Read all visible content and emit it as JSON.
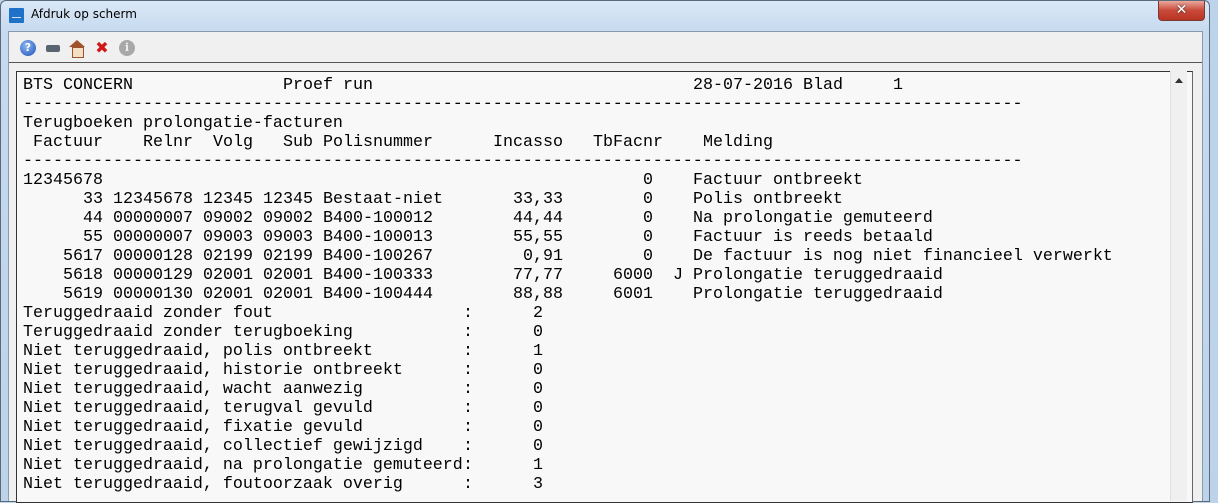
{
  "window": {
    "title": "Afdruk op scherm",
    "close_glyph": "✕"
  },
  "toolbar": {
    "help": "?",
    "close": "✖",
    "info": "i"
  },
  "report": {
    "company": "BTS CONCERN",
    "run": "Proef run",
    "date": "28-07-2016",
    "page_label": "Blad",
    "page": "1",
    "separator": "----------------------------------------------------------------------------------------------------",
    "section_title": "Terugboeken prolongatie-facturen",
    "columns": [
      "Factuur",
      "Relnr",
      "Volg",
      "Sub",
      "Polisnummer",
      "Incasso",
      "TbFacnr",
      "Melding"
    ],
    "rows": [
      {
        "factuur": "12345678",
        "relnr": "",
        "volg": "",
        "sub": "",
        "polis": "",
        "incasso": "",
        "tbfacnr": "0",
        "flag": "",
        "melding": "Factuur ontbreekt"
      },
      {
        "factuur": "33",
        "relnr": "12345678",
        "volg": "12345",
        "sub": "12345",
        "polis": "Bestaat-niet",
        "incasso": "33,33",
        "tbfacnr": "0",
        "flag": "",
        "melding": "Polis ontbreekt"
      },
      {
        "factuur": "44",
        "relnr": "00000007",
        "volg": "09002",
        "sub": "09002",
        "polis": "B400-100012",
        "incasso": "44,44",
        "tbfacnr": "0",
        "flag": "",
        "melding": "Na prolongatie gemuteerd"
      },
      {
        "factuur": "55",
        "relnr": "00000007",
        "volg": "09003",
        "sub": "09003",
        "polis": "B400-100013",
        "incasso": "55,55",
        "tbfacnr": "0",
        "flag": "",
        "melding": "Factuur is reeds betaald"
      },
      {
        "factuur": "5617",
        "relnr": "00000128",
        "volg": "02199",
        "sub": "02199",
        "polis": "B400-100267",
        "incasso": "0,91",
        "tbfacnr": "0",
        "flag": "",
        "melding": "De factuur is nog niet financieel verwerkt"
      },
      {
        "factuur": "5618",
        "relnr": "00000129",
        "volg": "02001",
        "sub": "02001",
        "polis": "B400-100333",
        "incasso": "77,77",
        "tbfacnr": "6000",
        "flag": "J",
        "melding": "Prolongatie teruggedraaid"
      },
      {
        "factuur": "5619",
        "relnr": "00000130",
        "volg": "02001",
        "sub": "02001",
        "polis": "B400-100444",
        "incasso": "88,88",
        "tbfacnr": "6001",
        "flag": "",
        "melding": "Prolongatie teruggedraaid"
      }
    ],
    "summary": [
      {
        "label": "Teruggedraaid zonder fout",
        "value": "2"
      },
      {
        "label": "Teruggedraaid zonder terugboeking",
        "value": "0"
      },
      {
        "label": "Niet teruggedraaid, polis ontbreekt",
        "value": "1"
      },
      {
        "label": "Niet teruggedraaid, historie ontbreekt",
        "value": "0"
      },
      {
        "label": "Niet teruggedraaid, wacht aanwezig",
        "value": "0"
      },
      {
        "label": "Niet teruggedraaid, terugval gevuld",
        "value": "0"
      },
      {
        "label": "Niet teruggedraaid, fixatie gevuld",
        "value": "0"
      },
      {
        "label": "Niet teruggedraaid, collectief gewijzigd",
        "value": "0"
      },
      {
        "label": "Niet teruggedraaid, na prolongatie gemuteerd",
        "value": "1"
      },
      {
        "label": "Niet teruggedraaid, foutoorzaak overig",
        "value": "3"
      }
    ],
    "colon": ":"
  }
}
********************
[Work to complete]
Reproduce the material above in full and without alteration, but skip all pictures.

[Output of the task]
Read all visible content and emit it as JSON.
{
  "window": {
    "title": "Afdruk op scherm",
    "close_glyph": "✕"
  },
  "toolbar": {
    "help": "?",
    "close": "✖",
    "info": "i"
  },
  "report": {
    "company": "BTS CONCERN",
    "run": "Proef run",
    "date": "28-07-2016",
    "page_label": "Blad",
    "page": "1",
    "separator": "----------------------------------------------------------------------------------------------------",
    "section_title": "Terugboeken prolongatie-facturen",
    "columns": [
      "Factuur",
      "Relnr",
      "Volg",
      "Sub",
      "Polisnummer",
      "Incasso",
      "TbFacnr",
      "Melding"
    ],
    "rows": [
      {
        "factuur": "12345678",
        "relnr": "",
        "volg": "",
        "sub": "",
        "polis": "",
        "incasso": "",
        "tbfacnr": "0",
        "flag": "",
        "melding": "Factuur ontbreekt"
      },
      {
        "factuur": "33",
        "relnr": "12345678",
        "volg": "12345",
        "sub": "12345",
        "polis": "Bestaat-niet",
        "incasso": "33,33",
        "tbfacnr": "0",
        "flag": "",
        "melding": "Polis ontbreekt"
      },
      {
        "factuur": "44",
        "relnr": "00000007",
        "volg": "09002",
        "sub": "09002",
        "polis": "B400-100012",
        "incasso": "44,44",
        "tbfacnr": "0",
        "flag": "",
        "melding": "Na prolongatie gemuteerd"
      },
      {
        "factuur": "55",
        "relnr": "00000007",
        "volg": "09003",
        "sub": "09003",
        "polis": "B400-100013",
        "incasso": "55,55",
        "tbfacnr": "0",
        "flag": "",
        "melding": "Factuur is reeds betaald"
      },
      {
        "factuur": "5617",
        "relnr": "00000128",
        "volg": "02199",
        "sub": "02199",
        "polis": "B400-100267",
        "incasso": "0,91",
        "tbfacnr": "0",
        "flag": "",
        "melding": "De factuur is nog niet financieel verwerkt"
      },
      {
        "factuur": "5618",
        "relnr": "00000129",
        "volg": "02001",
        "sub": "02001",
        "polis": "B400-100333",
        "incasso": "77,77",
        "tbfacnr": "6000",
        "flag": "J",
        "melding": "Prolongatie teruggedraaid"
      },
      {
        "factuur": "5619",
        "relnr": "00000130",
        "volg": "02001",
        "sub": "02001",
        "polis": "B400-100444",
        "incasso": "88,88",
        "tbfacnr": "6001",
        "flag": "",
        "melding": "Prolongatie teruggedraaid"
      }
    ],
    "summary": [
      {
        "label": "Teruggedraaid zonder fout",
        "value": "2"
      },
      {
        "label": "Teruggedraaid zonder terugboeking",
        "value": "0"
      },
      {
        "label": "Niet teruggedraaid, polis ontbreekt",
        "value": "1"
      },
      {
        "label": "Niet teruggedraaid, historie ontbreekt",
        "value": "0"
      },
      {
        "label": "Niet teruggedraaid, wacht aanwezig",
        "value": "0"
      },
      {
        "label": "Niet teruggedraaid, terugval gevuld",
        "value": "0"
      },
      {
        "label": "Niet teruggedraaid, fixatie gevuld",
        "value": "0"
      },
      {
        "label": "Niet teruggedraaid, collectief gewijzigd",
        "value": "0"
      },
      {
        "label": "Niet teruggedraaid, na prolongatie gemuteerd",
        "value": "1"
      },
      {
        "label": "Niet teruggedraaid, foutoorzaak overig",
        "value": "3"
      }
    ],
    "colon": ":"
  }
}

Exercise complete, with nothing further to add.